** start **
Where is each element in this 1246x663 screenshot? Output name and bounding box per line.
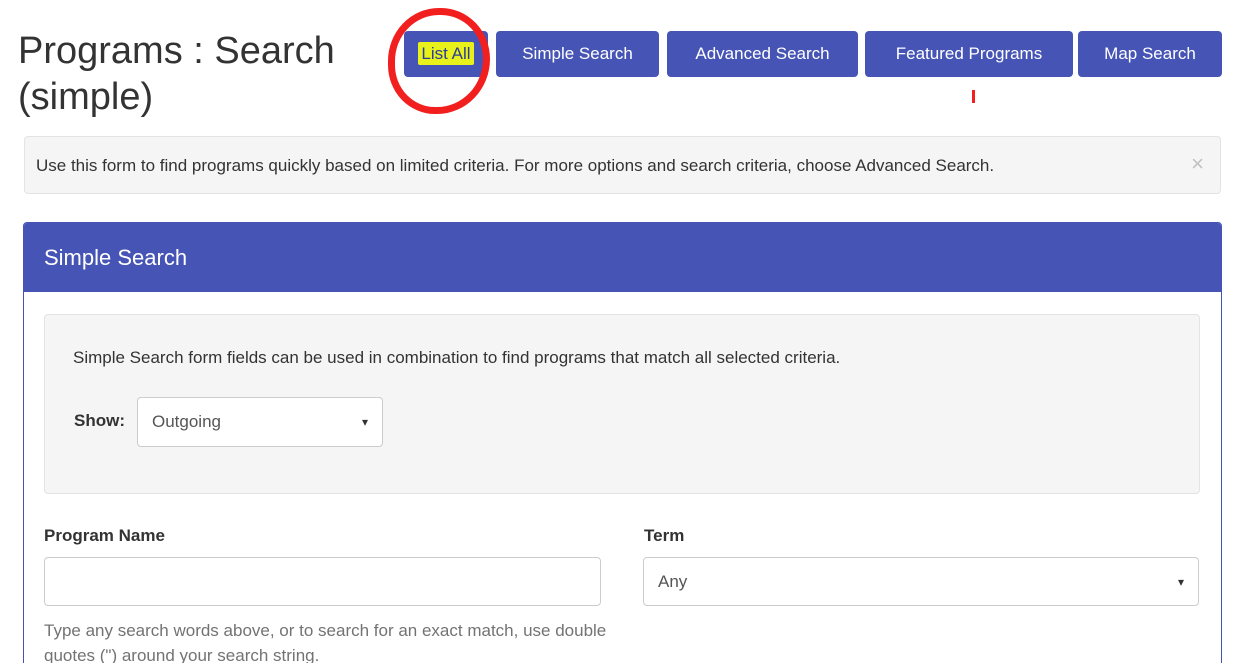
chevron-down-icon: ▾ [1177, 575, 1184, 589]
page-title: Programs : Search (simple) [18, 30, 335, 118]
program-name-input[interactable] [44, 557, 601, 606]
simple-search-button[interactable]: Simple Search [496, 31, 659, 77]
help-text: Type any search words above, or to searc… [44, 621, 607, 663]
show-select-value: Outgoing [152, 412, 221, 431]
panel-title: Simple Search [24, 223, 1221, 292]
chevron-down-icon: ▾ [361, 415, 368, 429]
info-alert-text: Use this form to find programs quickly b… [36, 156, 995, 175]
show-select[interactable]: Outgoing ▾ [137, 397, 383, 447]
criteria-well: Simple Search form fields can be used in… [44, 314, 1200, 494]
term-label: Term [644, 526, 685, 545]
featured-programs-button[interactable]: Featured Programs [865, 31, 1073, 77]
map-search-button[interactable]: Map Search [1078, 31, 1222, 77]
term-select-value: Any [658, 572, 688, 591]
close-icon[interactable]: × [1191, 153, 1204, 175]
page: Programs : Search (simple) List All Simp… [0, 0, 1246, 663]
simple-search-panel: Simple Search Simple Search form fields … [23, 222, 1222, 663]
list-all-button[interactable]: List All [404, 31, 488, 77]
info-alert: Use this form to find programs quickly b… [24, 136, 1221, 194]
criteria-description: Simple Search form fields can be used in… [73, 348, 841, 367]
annotation-mark [972, 90, 975, 103]
list-all-label: List All [418, 42, 474, 65]
advanced-search-button[interactable]: Advanced Search [667, 31, 858, 77]
term-select[interactable]: Any ▾ [643, 557, 1199, 606]
program-name-label: Program Name [44, 526, 165, 545]
show-label: Show: [74, 411, 125, 430]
** end **
# Problem to solve
Rewrite all of the records above, changing every "Outgoing" to "Incoming" and keeping everything else the same. Leave the pictures out.

# Answer below
Where is each element in this 1246x663 screenshot? Output name and bounding box per line.
chevron-down-icon: ▾ [1177, 575, 1184, 589]
page-title: Programs : Search (simple) [18, 30, 335, 118]
program-name-input[interactable] [44, 557, 601, 606]
simple-search-button[interactable]: Simple Search [496, 31, 659, 77]
help-text: Type any search words above, or to searc… [44, 621, 607, 663]
show-select-value: Incoming [152, 412, 221, 431]
panel-title: Simple Search [24, 223, 1221, 292]
chevron-down-icon: ▾ [361, 415, 368, 429]
info-alert-text: Use this form to find programs quickly b… [36, 156, 995, 175]
show-select[interactable]: Incoming ▾ [137, 397, 383, 447]
criteria-well: Simple Search form fields can be used in… [44, 314, 1200, 494]
term-label: Term [644, 526, 685, 545]
featured-programs-button[interactable]: Featured Programs [865, 31, 1073, 77]
map-search-button[interactable]: Map Search [1078, 31, 1222, 77]
term-select-value: Any [658, 572, 688, 591]
close-icon[interactable]: × [1191, 153, 1204, 175]
page: Programs : Search (simple) List All Simp… [0, 0, 1246, 663]
simple-search-panel: Simple Search Simple Search form fields … [23, 222, 1222, 663]
list-all-button[interactable]: List All [404, 31, 488, 77]
info-alert: Use this form to find programs quickly b… [24, 136, 1221, 194]
criteria-description: Simple Search form fields can be used in… [73, 348, 841, 367]
annotation-mark [972, 90, 975, 103]
list-all-label: List All [418, 42, 474, 65]
advanced-search-button[interactable]: Advanced Search [667, 31, 858, 77]
term-select[interactable]: Any ▾ [643, 557, 1199, 606]
program-name-label: Program Name [44, 526, 165, 545]
show-label: Show: [74, 411, 125, 430]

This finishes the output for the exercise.